--- Start of Material provided ---

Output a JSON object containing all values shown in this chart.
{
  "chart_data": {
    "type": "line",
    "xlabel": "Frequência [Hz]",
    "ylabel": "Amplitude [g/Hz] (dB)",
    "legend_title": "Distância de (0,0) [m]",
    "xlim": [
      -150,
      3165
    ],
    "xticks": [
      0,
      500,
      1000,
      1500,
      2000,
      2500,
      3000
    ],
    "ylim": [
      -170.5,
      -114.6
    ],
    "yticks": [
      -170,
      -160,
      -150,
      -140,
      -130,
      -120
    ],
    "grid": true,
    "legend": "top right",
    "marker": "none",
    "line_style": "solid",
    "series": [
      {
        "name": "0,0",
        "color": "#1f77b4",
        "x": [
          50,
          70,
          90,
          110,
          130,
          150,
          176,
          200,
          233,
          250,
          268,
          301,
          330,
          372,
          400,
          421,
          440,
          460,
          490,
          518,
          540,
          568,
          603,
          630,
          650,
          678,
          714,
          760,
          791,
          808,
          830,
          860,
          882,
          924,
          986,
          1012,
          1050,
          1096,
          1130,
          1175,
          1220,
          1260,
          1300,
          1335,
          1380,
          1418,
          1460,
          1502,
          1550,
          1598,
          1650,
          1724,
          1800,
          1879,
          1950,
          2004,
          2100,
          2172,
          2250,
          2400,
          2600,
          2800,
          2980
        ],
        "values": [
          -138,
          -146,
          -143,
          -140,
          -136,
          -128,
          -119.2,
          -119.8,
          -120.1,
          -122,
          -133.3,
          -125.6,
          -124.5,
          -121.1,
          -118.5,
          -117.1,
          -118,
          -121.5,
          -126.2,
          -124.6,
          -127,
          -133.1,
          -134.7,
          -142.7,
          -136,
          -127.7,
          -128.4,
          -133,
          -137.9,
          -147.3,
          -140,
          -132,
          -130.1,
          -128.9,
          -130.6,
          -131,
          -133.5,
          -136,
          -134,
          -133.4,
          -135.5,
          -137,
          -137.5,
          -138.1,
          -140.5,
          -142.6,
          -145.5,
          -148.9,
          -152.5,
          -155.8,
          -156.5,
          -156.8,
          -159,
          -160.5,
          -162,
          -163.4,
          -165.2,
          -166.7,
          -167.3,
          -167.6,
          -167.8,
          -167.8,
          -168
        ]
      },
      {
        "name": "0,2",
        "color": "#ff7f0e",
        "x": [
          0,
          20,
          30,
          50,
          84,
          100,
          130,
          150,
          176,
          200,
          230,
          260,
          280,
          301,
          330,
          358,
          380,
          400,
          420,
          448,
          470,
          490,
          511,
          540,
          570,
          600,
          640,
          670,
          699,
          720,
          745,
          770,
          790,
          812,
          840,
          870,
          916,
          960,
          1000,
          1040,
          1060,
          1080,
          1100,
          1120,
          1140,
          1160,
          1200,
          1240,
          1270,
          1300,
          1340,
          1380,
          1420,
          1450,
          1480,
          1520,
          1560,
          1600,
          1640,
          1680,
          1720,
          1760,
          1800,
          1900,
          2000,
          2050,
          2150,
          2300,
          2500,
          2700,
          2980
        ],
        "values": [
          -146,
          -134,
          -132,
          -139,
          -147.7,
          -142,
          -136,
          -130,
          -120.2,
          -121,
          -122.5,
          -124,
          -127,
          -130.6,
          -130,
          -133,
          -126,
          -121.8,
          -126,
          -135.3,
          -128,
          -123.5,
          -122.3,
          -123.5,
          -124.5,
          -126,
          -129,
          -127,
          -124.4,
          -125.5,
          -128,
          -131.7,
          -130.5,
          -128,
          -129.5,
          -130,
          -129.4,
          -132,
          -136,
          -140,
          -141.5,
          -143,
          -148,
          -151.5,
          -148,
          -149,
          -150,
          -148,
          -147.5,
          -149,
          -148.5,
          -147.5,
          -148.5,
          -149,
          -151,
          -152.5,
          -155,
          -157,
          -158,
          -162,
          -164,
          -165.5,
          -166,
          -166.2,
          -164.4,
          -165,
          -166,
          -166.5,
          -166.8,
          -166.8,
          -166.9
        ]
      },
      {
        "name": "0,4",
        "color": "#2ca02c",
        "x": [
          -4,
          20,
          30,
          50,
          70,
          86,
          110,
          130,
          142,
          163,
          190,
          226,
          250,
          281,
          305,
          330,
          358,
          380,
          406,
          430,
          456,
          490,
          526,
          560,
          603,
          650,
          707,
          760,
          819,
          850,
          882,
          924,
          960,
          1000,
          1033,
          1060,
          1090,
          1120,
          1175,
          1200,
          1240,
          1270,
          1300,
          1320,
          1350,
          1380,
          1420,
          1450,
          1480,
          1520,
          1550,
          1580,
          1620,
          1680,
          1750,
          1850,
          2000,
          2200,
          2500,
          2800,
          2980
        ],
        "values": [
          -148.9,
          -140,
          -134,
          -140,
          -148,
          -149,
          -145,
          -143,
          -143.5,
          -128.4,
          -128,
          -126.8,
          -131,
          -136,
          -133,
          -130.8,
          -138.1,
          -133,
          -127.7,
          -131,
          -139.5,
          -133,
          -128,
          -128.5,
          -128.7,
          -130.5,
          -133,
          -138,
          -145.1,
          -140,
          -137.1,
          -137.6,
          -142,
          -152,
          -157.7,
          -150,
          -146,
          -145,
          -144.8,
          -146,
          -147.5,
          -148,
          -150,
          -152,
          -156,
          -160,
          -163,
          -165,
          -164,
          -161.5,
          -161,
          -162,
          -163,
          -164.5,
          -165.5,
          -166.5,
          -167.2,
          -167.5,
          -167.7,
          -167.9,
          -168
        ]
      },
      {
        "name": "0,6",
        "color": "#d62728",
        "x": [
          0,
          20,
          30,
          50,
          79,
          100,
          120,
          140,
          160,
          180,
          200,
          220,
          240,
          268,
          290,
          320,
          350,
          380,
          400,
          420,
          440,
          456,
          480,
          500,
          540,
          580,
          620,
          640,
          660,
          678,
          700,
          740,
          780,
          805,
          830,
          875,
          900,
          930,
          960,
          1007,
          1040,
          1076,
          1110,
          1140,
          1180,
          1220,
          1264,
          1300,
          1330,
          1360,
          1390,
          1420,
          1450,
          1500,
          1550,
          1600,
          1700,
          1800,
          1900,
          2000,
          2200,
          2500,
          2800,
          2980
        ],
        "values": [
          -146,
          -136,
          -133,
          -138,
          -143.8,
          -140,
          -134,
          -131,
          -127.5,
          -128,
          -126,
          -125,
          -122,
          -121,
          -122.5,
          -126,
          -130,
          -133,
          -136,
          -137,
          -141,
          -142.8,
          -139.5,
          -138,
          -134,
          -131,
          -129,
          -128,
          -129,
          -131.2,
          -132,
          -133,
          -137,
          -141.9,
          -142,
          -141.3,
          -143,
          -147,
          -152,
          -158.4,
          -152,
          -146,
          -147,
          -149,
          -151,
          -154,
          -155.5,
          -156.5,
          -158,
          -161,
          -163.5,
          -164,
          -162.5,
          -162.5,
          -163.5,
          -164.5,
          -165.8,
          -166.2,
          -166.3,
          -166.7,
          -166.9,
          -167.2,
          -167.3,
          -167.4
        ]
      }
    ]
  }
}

--- End of Material provided ---

- [Set task]: Write every record out again, unaltered.

- [Response to the exercise]:
Output a JSON object containing all values shown in this chart.
{
  "chart_data": {
    "type": "line",
    "xlabel": "Frequência [Hz]",
    "ylabel": "Amplitude [g/Hz] (dB)",
    "legend_title": "Distância de (0,0) [m]",
    "xlim": [
      -150,
      3165
    ],
    "xticks": [
      0,
      500,
      1000,
      1500,
      2000,
      2500,
      3000
    ],
    "ylim": [
      -170.5,
      -114.6
    ],
    "yticks": [
      -170,
      -160,
      -150,
      -140,
      -130,
      -120
    ],
    "grid": true,
    "legend": "top right",
    "marker": "none",
    "line_style": "solid",
    "series": [
      {
        "name": "0,0",
        "color": "#1f77b4",
        "x": [
          50,
          70,
          90,
          110,
          130,
          150,
          176,
          200,
          233,
          250,
          268,
          301,
          330,
          372,
          400,
          421,
          440,
          460,
          490,
          518,
          540,
          568,
          603,
          630,
          650,
          678,
          714,
          760,
          791,
          808,
          830,
          860,
          882,
          924,
          986,
          1012,
          1050,
          1096,
          1130,
          1175,
          1220,
          1260,
          1300,
          1335,
          1380,
          1418,
          1460,
          1502,
          1550,
          1598,
          1650,
          1724,
          1800,
          1879,
          1950,
          2004,
          2100,
          2172,
          2250,
          2400,
          2600,
          2800,
          2980
        ],
        "values": [
          -138,
          -146,
          -143,
          -140,
          -136,
          -128,
          -119.2,
          -119.8,
          -120.1,
          -122,
          -133.3,
          -125.6,
          -124.5,
          -121.1,
          -118.5,
          -117.1,
          -118,
          -121.5,
          -126.2,
          -124.6,
          -127,
          -133.1,
          -134.7,
          -142.7,
          -136,
          -127.7,
          -128.4,
          -133,
          -137.9,
          -147.3,
          -140,
          -132,
          -130.1,
          -128.9,
          -130.6,
          -131,
          -133.5,
          -136,
          -134,
          -133.4,
          -135.5,
          -137,
          -137.5,
          -138.1,
          -140.5,
          -142.6,
          -145.5,
          -148.9,
          -152.5,
          -155.8,
          -156.5,
          -156.8,
          -159,
          -160.5,
          -162,
          -163.4,
          -165.2,
          -166.7,
          -167.3,
          -167.6,
          -167.8,
          -167.8,
          -168
        ]
      },
      {
        "name": "0,2",
        "color": "#ff7f0e",
        "x": [
          0,
          20,
          30,
          50,
          84,
          100,
          130,
          150,
          176,
          200,
          230,
          260,
          280,
          301,
          330,
          358,
          380,
          400,
          420,
          448,
          470,
          490,
          511,
          540,
          570,
          600,
          640,
          670,
          699,
          720,
          745,
          770,
          790,
          812,
          840,
          870,
          916,
          960,
          1000,
          1040,
          1060,
          1080,
          1100,
          1120,
          1140,
          1160,
          1200,
          1240,
          1270,
          1300,
          1340,
          1380,
          1420,
          1450,
          1480,
          1520,
          1560,
          1600,
          1640,
          1680,
          1720,
          1760,
          1800,
          1900,
          2000,
          2050,
          2150,
          2300,
          2500,
          2700,
          2980
        ],
        "values": [
          -146,
          -134,
          -132,
          -139,
          -147.7,
          -142,
          -136,
          -130,
          -120.2,
          -121,
          -122.5,
          -124,
          -127,
          -130.6,
          -130,
          -133,
          -126,
          -121.8,
          -126,
          -135.3,
          -128,
          -123.5,
          -122.3,
          -123.5,
          -124.5,
          -126,
          -129,
          -127,
          -124.4,
          -125.5,
          -128,
          -131.7,
          -130.5,
          -128,
          -129.5,
          -130,
          -129.4,
          -132,
          -136,
          -140,
          -141.5,
          -143,
          -148,
          -151.5,
          -148,
          -149,
          -150,
          -148,
          -147.5,
          -149,
          -148.5,
          -147.5,
          -148.5,
          -149,
          -151,
          -152.5,
          -155,
          -157,
          -158,
          -162,
          -164,
          -165.5,
          -166,
          -166.2,
          -164.4,
          -165,
          -166,
          -166.5,
          -166.8,
          -166.8,
          -166.9
        ]
      },
      {
        "name": "0,4",
        "color": "#2ca02c",
        "x": [
          -4,
          20,
          30,
          50,
          70,
          86,
          110,
          130,
          142,
          163,
          190,
          226,
          250,
          281,
          305,
          330,
          358,
          380,
          406,
          430,
          456,
          490,
          526,
          560,
          603,
          650,
          707,
          760,
          819,
          850,
          882,
          924,
          960,
          1000,
          1033,
          1060,
          1090,
          1120,
          1175,
          1200,
          1240,
          1270,
          1300,
          1320,
          1350,
          1380,
          1420,
          1450,
          1480,
          1520,
          1550,
          1580,
          1620,
          1680,
          1750,
          1850,
          2000,
          2200,
          2500,
          2800,
          2980
        ],
        "values": [
          -148.9,
          -140,
          -134,
          -140,
          -148,
          -149,
          -145,
          -143,
          -143.5,
          -128.4,
          -128,
          -126.8,
          -131,
          -136,
          -133,
          -130.8,
          -138.1,
          -133,
          -127.7,
          -131,
          -139.5,
          -133,
          -128,
          -128.5,
          -128.7,
          -130.5,
          -133,
          -138,
          -145.1,
          -140,
          -137.1,
          -137.6,
          -142,
          -152,
          -157.7,
          -150,
          -146,
          -145,
          -144.8,
          -146,
          -147.5,
          -148,
          -150,
          -152,
          -156,
          -160,
          -163,
          -165,
          -164,
          -161.5,
          -161,
          -162,
          -163,
          -164.5,
          -165.5,
          -166.5,
          -167.2,
          -167.5,
          -167.7,
          -167.9,
          -168
        ]
      },
      {
        "name": "0,6",
        "color": "#d62728",
        "x": [
          0,
          20,
          30,
          50,
          79,
          100,
          120,
          140,
          160,
          180,
          200,
          220,
          240,
          268,
          290,
          320,
          350,
          380,
          400,
          420,
          440,
          456,
          480,
          500,
          540,
          580,
          620,
          640,
          660,
          678,
          700,
          740,
          780,
          805,
          830,
          875,
          900,
          930,
          960,
          1007,
          1040,
          1076,
          1110,
          1140,
          1180,
          1220,
          1264,
          1300,
          1330,
          1360,
          1390,
          1420,
          1450,
          1500,
          1550,
          1600,
          1700,
          1800,
          1900,
          2000,
          2200,
          2500,
          2800,
          2980
        ],
        "values": [
          -146,
          -136,
          -133,
          -138,
          -143.8,
          -140,
          -134,
          -131,
          -127.5,
          -128,
          -126,
          -125,
          -122,
          -121,
          -122.5,
          -126,
          -130,
          -133,
          -136,
          -137,
          -141,
          -142.8,
          -139.5,
          -138,
          -134,
          -131,
          -129,
          -128,
          -129,
          -131.2,
          -132,
          -133,
          -137,
          -141.9,
          -142,
          -141.3,
          -143,
          -147,
          -152,
          -158.4,
          -152,
          -146,
          -147,
          -149,
          -151,
          -154,
          -155.5,
          -156.5,
          -158,
          -161,
          -163.5,
          -164,
          -162.5,
          -162.5,
          -163.5,
          -164.5,
          -165.8,
          -166.2,
          -166.3,
          -166.7,
          -166.9,
          -167.2,
          -167.3,
          -167.4
        ]
      }
    ]
  }
}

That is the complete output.